▶ **WHAT YOU NEED TO DO**
From the listing below, copy every line with the word "this".

▶ **RECORDS TO USE**

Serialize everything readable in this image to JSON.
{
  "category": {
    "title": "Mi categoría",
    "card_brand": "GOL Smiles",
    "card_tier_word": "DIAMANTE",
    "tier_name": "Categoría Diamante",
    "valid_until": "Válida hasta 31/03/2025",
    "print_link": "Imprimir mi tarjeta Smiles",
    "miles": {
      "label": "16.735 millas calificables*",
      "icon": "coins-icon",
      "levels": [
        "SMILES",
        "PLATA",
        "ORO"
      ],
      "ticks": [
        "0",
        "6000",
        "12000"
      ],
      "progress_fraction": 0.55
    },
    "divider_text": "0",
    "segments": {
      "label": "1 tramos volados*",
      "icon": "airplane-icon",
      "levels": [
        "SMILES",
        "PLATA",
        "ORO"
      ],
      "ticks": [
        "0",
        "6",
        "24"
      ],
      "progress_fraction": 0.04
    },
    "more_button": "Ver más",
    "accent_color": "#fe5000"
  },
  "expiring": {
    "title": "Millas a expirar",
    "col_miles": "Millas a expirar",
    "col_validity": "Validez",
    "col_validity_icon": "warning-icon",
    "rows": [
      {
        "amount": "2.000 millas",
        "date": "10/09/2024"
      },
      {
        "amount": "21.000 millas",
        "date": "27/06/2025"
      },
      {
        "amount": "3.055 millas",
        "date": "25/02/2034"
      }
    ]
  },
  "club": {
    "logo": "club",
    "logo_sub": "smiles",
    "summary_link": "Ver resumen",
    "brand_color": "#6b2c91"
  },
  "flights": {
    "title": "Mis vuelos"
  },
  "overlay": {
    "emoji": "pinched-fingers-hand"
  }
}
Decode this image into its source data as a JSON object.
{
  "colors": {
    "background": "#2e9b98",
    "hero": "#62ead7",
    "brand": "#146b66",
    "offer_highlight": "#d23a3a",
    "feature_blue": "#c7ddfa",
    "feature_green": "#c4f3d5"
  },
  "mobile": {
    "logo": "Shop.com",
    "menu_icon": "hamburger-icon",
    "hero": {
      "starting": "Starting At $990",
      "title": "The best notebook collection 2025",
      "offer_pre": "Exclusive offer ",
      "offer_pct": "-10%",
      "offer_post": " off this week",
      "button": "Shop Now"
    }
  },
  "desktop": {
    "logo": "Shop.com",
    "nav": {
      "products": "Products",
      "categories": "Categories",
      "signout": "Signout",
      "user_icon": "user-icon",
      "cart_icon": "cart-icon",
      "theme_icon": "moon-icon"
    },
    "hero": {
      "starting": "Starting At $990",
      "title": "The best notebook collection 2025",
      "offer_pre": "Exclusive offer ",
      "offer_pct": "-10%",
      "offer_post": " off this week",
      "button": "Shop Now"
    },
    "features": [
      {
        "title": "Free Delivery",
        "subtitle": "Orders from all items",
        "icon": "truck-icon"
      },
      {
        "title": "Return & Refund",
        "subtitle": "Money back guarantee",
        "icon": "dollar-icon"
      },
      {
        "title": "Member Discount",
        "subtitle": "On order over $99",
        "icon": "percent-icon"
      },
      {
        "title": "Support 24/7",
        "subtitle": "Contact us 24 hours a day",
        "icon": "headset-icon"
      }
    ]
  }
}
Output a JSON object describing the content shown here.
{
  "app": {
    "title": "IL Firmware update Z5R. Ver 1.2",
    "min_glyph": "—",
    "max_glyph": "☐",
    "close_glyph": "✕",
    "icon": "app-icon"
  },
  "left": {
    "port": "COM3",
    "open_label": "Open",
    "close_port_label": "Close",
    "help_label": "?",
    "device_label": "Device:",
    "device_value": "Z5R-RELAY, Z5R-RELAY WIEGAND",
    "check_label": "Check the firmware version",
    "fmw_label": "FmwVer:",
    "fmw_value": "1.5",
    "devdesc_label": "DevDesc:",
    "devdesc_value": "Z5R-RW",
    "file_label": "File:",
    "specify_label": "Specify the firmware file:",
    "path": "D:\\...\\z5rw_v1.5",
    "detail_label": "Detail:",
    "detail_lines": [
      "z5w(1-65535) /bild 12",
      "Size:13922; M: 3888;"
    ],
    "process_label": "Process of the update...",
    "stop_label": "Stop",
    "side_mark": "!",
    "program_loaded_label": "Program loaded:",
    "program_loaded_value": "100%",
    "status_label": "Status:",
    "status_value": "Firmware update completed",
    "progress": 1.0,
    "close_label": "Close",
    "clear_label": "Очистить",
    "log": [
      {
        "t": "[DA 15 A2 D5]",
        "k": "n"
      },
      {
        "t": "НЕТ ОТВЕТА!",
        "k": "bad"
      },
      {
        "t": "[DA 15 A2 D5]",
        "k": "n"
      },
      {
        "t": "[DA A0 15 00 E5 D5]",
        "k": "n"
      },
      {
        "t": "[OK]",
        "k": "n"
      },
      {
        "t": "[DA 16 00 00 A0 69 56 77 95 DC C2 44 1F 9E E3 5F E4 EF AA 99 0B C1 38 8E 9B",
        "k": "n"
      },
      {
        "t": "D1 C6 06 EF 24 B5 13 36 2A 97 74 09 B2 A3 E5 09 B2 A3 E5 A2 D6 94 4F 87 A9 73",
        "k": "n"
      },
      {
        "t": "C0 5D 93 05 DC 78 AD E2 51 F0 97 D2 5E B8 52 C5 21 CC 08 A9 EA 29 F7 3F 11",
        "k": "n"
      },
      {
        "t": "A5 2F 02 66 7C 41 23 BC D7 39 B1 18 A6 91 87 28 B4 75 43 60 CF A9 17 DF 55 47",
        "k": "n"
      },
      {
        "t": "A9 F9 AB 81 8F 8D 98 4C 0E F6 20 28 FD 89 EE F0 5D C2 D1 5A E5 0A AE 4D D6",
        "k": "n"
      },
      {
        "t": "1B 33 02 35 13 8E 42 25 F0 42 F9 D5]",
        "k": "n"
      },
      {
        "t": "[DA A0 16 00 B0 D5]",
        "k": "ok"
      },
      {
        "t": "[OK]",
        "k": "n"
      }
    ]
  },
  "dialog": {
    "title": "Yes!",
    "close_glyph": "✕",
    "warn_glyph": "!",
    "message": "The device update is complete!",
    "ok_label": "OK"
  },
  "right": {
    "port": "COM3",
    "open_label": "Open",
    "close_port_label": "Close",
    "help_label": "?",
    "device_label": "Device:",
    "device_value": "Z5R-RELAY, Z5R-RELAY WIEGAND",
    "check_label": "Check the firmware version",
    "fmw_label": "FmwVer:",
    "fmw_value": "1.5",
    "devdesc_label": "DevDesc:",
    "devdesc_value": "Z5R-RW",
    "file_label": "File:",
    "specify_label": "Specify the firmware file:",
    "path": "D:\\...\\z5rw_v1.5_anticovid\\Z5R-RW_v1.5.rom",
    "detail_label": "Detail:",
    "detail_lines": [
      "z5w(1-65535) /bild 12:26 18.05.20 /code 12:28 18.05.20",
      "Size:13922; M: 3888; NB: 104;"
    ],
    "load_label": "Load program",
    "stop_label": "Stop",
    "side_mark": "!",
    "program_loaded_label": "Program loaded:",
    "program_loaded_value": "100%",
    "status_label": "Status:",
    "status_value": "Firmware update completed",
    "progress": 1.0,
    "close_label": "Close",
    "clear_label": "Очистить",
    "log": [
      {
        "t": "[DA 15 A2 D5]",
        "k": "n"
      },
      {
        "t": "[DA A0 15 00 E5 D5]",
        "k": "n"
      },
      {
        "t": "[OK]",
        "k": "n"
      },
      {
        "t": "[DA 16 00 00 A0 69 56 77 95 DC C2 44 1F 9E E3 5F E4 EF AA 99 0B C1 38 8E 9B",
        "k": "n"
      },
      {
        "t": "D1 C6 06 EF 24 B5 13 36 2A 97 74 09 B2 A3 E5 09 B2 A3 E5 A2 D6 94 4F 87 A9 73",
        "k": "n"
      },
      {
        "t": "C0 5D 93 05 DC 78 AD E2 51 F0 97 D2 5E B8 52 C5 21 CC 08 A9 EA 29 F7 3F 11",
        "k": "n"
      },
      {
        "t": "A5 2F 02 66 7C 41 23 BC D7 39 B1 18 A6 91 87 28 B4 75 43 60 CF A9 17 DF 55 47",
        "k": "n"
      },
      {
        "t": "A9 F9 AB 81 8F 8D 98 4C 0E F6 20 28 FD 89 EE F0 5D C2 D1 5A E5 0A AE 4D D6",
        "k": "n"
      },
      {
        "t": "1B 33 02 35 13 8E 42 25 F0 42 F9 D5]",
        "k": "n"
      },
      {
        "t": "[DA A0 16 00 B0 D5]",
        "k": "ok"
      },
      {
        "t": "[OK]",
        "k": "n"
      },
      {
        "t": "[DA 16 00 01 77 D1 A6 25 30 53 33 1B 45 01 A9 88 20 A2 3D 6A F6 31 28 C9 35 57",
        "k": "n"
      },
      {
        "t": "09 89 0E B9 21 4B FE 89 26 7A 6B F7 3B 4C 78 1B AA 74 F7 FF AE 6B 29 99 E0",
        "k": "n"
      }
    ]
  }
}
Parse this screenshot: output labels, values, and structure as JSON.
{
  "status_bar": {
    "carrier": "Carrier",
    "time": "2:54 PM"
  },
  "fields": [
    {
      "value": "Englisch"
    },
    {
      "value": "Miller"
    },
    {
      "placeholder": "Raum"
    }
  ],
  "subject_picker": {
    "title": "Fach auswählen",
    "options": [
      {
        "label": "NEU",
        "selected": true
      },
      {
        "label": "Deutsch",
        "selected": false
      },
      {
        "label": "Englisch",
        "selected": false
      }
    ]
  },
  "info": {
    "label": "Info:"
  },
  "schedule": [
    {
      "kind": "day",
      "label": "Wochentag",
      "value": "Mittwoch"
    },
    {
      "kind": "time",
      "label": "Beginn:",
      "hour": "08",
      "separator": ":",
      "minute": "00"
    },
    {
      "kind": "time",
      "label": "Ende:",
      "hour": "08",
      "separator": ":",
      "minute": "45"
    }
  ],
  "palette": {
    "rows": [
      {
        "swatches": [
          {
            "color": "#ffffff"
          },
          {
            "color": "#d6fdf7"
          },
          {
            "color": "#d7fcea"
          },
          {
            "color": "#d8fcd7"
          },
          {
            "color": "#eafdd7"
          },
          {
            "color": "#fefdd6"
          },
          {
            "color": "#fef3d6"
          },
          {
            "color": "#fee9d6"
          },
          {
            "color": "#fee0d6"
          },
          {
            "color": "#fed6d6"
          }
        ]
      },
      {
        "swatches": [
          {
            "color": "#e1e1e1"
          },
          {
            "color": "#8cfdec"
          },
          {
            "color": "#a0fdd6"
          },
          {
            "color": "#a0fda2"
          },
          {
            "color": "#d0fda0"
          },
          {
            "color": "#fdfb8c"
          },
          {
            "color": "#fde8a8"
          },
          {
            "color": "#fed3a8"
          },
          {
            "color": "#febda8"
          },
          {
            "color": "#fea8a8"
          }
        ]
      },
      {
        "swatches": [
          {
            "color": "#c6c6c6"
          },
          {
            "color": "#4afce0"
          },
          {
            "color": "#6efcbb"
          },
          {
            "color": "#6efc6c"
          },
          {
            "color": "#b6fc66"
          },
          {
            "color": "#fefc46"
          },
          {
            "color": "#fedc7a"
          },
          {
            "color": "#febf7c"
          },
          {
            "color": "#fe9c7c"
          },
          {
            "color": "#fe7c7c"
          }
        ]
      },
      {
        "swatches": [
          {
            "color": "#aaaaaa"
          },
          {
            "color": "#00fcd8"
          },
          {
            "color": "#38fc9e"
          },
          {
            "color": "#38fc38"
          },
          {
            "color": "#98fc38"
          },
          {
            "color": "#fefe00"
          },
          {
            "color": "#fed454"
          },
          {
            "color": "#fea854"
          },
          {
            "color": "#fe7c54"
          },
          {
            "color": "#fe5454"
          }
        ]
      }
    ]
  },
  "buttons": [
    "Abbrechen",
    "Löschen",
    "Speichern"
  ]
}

▶ **TASK RESPONSE**
Serialize everything readable in this image to JSON.
Decode this image into its source data as a JSON object.
      "offer_post": " off this week",
      "offer_post": " off this week",
Parse this screenshot: output labels, values, and structure as JSON.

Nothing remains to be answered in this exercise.